### TASK PROMPT:
Every line below should be repeated exactly.

>>

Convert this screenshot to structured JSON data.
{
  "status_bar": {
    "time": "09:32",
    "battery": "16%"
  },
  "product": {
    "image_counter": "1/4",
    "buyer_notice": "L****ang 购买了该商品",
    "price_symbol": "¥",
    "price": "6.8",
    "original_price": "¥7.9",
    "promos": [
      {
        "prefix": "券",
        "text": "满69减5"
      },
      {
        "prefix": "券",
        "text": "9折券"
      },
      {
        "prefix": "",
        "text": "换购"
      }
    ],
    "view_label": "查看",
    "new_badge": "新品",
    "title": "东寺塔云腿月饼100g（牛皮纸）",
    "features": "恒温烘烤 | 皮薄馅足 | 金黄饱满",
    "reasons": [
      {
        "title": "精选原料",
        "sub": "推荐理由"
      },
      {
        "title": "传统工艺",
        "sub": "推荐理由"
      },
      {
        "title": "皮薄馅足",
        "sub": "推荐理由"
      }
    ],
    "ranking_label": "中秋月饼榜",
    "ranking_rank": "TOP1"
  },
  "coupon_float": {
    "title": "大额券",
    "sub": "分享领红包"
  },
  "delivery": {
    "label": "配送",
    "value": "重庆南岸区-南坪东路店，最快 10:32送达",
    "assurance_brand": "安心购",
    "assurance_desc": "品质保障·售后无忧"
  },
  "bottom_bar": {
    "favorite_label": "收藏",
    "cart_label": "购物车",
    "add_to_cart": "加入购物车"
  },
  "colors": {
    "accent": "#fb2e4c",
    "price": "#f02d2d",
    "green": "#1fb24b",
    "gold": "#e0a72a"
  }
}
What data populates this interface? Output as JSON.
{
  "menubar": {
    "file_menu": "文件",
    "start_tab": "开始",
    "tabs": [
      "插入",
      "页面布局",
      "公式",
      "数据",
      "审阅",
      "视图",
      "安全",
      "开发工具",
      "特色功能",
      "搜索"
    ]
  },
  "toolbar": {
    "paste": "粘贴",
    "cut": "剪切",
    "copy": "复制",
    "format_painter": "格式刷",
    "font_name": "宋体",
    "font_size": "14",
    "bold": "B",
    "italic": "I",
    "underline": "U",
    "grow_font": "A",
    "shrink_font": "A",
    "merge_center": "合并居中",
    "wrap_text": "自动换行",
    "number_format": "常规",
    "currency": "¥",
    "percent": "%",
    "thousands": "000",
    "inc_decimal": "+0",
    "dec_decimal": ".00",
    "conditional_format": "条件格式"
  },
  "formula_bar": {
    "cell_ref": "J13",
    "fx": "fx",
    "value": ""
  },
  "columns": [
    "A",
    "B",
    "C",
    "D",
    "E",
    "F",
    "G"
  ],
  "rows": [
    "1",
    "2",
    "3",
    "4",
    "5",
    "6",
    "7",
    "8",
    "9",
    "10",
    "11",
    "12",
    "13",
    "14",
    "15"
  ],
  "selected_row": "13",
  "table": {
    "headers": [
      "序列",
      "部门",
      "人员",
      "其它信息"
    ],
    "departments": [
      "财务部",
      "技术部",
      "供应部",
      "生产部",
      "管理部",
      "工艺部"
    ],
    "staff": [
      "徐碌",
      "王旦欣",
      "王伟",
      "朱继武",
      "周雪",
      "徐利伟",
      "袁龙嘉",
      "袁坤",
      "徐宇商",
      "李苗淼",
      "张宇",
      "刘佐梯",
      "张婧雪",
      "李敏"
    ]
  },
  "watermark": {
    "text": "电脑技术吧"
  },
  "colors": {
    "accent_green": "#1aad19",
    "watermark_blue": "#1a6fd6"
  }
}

<<

### RESPONSE BELOW:
Convert this screenshot to structured JSON data.
{
  "status_bar": {
    "time": "09:32",
    "battery": "16%"
  },
  "product": {
    "image_counter": "1/4",
    "buyer_notice": "L****ang 购买了该商品",
    "price_symbol": "¥",
    "price": "6.8",
    "original_price": "¥7.9",
    "promos": [
      {
        "prefix": "券",
        "text": "满69减5"
      },
      {
        "prefix": "券",
        "text": "9折券"
      },
      {
        "prefix": "",
        "text": "换购"
      }
    ],
    "view_label": "查看",
    "new_badge": "新品",
    "title": "东寺塔云腿月饼100g（牛皮纸）",
    "features": "恒温烘烤 | 皮薄馅足 | 金黄饱满",
    "reasons": [
      {
        "title": "精选原料",
        "sub": "推荐理由"
      },
      {
        "title": "传统工艺",
        "sub": "推荐理由"
      },
      {
        "title": "皮薄馅足",
        "sub": "推荐理由"
      }
    ],
    "ranking_label": "中秋月饼榜",
    "ranking_rank": "TOP1"
  },
  "coupon_float": {
    "title": "大额券",
    "sub": "分享领红包"
  },
  "delivery": {
    "label": "配送",
    "value": "重庆南岸区-南坪东路店，最快 10:32送达",
    "assurance_brand": "安心购",
    "assurance_desc": "品质保障·售后无忧"
  },
  "bottom_bar": {
    "favorite_label": "收藏",
    "cart_label": "购物车",
    "add_to_cart": "加入购物车"
  },
  "colors": {
    "accent": "#fb2e4c",
    "price": "#f02d2d",
    "green": "#1fb24b",
    "gold": "#e0a72a"
  }
}
What data populates this interface? Output as JSON.
{
  "menubar": {
    "file_menu": "文件",
    "start_tab": "开始",
    "tabs": [
      "插入",
      "页面布局",
      "公式",
      "数据",
      "审阅",
      "视图",
      "安全",
      "开发工具",
      "特色功能",
      "搜索"
    ]
  },
  "toolbar": {
    "paste": "粘贴",
    "cut": "剪切",
    "copy": "复制",
    "format_painter": "格式刷",
    "font_name": "宋体",
    "font_size": "14",
    "bold": "B",
    "italic": "I",
    "underline": "U",
    "grow_font": "A",
    "shrink_font": "A",
    "merge_center": "合并居中",
    "wrap_text": "自动换行",
    "number_format": "常规",
    "currency": "¥",
    "percent": "%",
    "thousands": "000",
    "inc_decimal": "+0",
    "dec_decimal": ".00",
    "conditional_format": "条件格式"
  },
  "formula_bar": {
    "cell_ref": "J13",
    "fx": "fx",
    "value": ""
  },
  "columns": [
    "A",
    "B",
    "C",
    "D",
    "E",
    "F",
    "G"
  ],
  "rows": [
    "1",
    "2",
    "3",
    "4",
    "5",
    "6",
    "7",
    "8",
    "9",
    "10",
    "11",
    "12",
    "13",
    "14",
    "15"
  ],
  "selected_row": "13",
  "table": {
    "headers": [
      "序列",
      "部门",
      "人员",
      "其它信息"
    ],
    "departments": [
      "财务部",
      "技术部",
      "供应部",
      "生产部",
      "管理部",
      "工艺部"
    ],
    "staff": [
      "徐碌",
      "王旦欣",
      "王伟",
      "朱继武",
      "周雪",
      "徐利伟",
      "袁龙嘉",
      "袁坤",
      "徐宇商",
      "李苗淼",
      "张宇",
      "刘佐梯",
      "张婧雪",
      "李敏"
    ]
  },
  "watermark": {
    "text": "电脑技术吧"
  },
  "colors": {
    "accent_green": "#1aad19",
    "watermark_blue": "#1a6fd6"
  }
}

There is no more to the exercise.